§ Dataset
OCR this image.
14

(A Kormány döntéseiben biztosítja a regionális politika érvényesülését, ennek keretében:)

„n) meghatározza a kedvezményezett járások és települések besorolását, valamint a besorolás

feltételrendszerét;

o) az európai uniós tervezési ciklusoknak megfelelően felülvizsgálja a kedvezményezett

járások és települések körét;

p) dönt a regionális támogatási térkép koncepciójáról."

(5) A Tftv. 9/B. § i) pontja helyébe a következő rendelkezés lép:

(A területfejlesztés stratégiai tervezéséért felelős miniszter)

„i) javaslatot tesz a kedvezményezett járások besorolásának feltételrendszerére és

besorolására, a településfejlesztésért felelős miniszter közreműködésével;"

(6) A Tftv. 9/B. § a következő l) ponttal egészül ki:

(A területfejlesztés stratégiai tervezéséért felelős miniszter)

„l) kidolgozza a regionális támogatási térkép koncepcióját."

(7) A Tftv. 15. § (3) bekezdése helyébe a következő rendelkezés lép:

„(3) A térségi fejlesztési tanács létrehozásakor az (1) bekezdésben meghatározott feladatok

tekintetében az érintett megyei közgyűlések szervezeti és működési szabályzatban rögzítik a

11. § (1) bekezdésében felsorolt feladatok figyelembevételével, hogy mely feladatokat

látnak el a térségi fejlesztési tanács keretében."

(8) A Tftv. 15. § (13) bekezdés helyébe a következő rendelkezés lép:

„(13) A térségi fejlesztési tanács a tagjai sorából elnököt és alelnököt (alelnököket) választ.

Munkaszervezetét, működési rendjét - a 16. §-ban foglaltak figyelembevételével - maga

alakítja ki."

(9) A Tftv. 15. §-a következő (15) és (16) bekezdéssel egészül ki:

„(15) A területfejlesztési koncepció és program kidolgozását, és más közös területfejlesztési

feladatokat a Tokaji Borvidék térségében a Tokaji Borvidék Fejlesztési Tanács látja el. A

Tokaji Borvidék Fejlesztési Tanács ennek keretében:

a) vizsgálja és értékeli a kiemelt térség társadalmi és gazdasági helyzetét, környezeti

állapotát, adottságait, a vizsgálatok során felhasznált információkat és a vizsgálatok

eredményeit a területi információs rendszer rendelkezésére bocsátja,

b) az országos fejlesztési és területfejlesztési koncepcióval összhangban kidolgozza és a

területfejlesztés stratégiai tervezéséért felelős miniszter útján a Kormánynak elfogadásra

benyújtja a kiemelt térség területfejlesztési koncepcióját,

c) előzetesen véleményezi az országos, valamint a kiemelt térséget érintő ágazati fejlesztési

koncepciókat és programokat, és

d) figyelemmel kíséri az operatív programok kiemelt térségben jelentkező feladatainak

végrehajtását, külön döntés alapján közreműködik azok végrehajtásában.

§ What you will do
State how many lines in the records above contain the word "térségi", and give only that number.

§ Answer
3